| TASK |
All entries must be repeated exactly; do not include the pictures.

| DATA ENTRIES |
_____

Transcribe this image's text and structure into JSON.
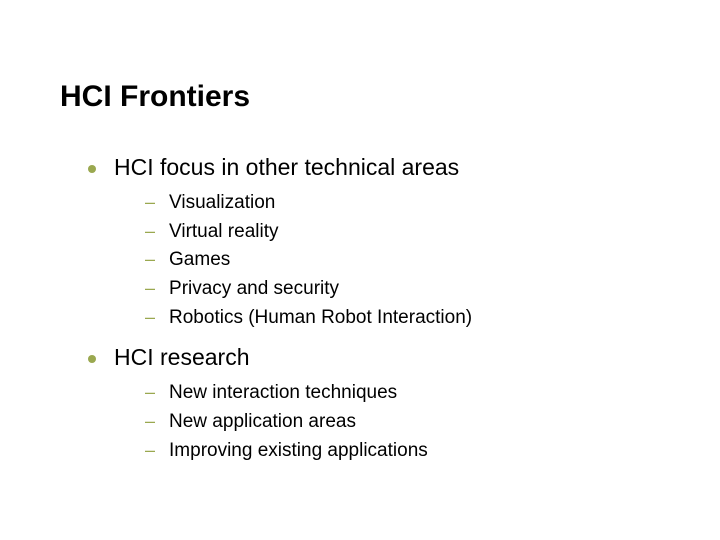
{
  "slide": {
    "title": "HCI Frontiers",
    "colors": {
      "bullet": "#9aa84f",
      "text": "#000000",
      "background": "#ffffff"
    },
    "typography": {
      "title_fontsize": 30,
      "top_fontsize": 23,
      "sub_fontsize": 19,
      "font_family": "Arial"
    },
    "sections": [
      {
        "heading": "HCI focus in other technical areas",
        "items": [
          "Visualization",
          "Virtual reality",
          "Games",
          "Privacy and security",
          "Robotics (Human Robot Interaction)"
        ]
      },
      {
        "heading": "HCI research",
        "items": [
          "New interaction techniques",
          "New application areas",
          "Improving existing applications"
        ]
      }
    ]
  }
}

_____

| RESULT |
Transcribe this image's text and structure into JSON.
{
  "slide": {
    "title": "HCI Frontiers",
    "colors": {
      "bullet": "#9aa84f",
      "text": "#000000",
      "background": "#ffffff"
    },
    "typography": {
      "title_fontsize": 30,
      "top_fontsize": 23,
      "sub_fontsize": 19,
      "font_family": "Arial"
    },
    "sections": [
      {
        "heading": "HCI focus in other technical areas",
        "items": [
          "Visualization",
          "Virtual reality",
          "Games",
          "Privacy and security",
          "Robotics (Human Robot Interaction)"
        ]
      },
      {
        "heading": "HCI research",
        "items": [
          "New interaction techniques",
          "New application areas",
          "Improving existing applications"
        ]
      }
    ]
  }
}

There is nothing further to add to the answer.